START

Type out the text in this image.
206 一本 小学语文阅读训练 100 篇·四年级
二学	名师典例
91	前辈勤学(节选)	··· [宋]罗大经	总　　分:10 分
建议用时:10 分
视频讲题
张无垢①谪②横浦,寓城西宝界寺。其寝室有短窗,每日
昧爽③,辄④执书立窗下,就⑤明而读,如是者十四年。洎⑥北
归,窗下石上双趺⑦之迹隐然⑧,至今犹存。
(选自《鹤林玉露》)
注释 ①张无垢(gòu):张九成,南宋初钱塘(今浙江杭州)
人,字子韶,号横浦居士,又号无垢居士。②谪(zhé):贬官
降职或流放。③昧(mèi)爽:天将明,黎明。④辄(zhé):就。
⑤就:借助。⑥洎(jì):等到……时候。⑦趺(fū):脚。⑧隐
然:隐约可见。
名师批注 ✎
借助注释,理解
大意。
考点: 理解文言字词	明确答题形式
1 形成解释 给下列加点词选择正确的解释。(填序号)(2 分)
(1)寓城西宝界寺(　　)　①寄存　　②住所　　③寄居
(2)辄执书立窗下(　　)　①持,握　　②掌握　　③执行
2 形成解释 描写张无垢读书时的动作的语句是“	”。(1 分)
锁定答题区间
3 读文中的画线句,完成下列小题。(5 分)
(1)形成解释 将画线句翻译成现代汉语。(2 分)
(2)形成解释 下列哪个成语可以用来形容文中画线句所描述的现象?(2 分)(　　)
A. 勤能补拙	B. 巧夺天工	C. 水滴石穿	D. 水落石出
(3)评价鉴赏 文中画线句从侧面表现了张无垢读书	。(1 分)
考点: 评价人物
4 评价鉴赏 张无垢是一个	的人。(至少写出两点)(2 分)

END

In the entries above, how many lines hold the word "评价鉴赏"? State the number and nothing else.

2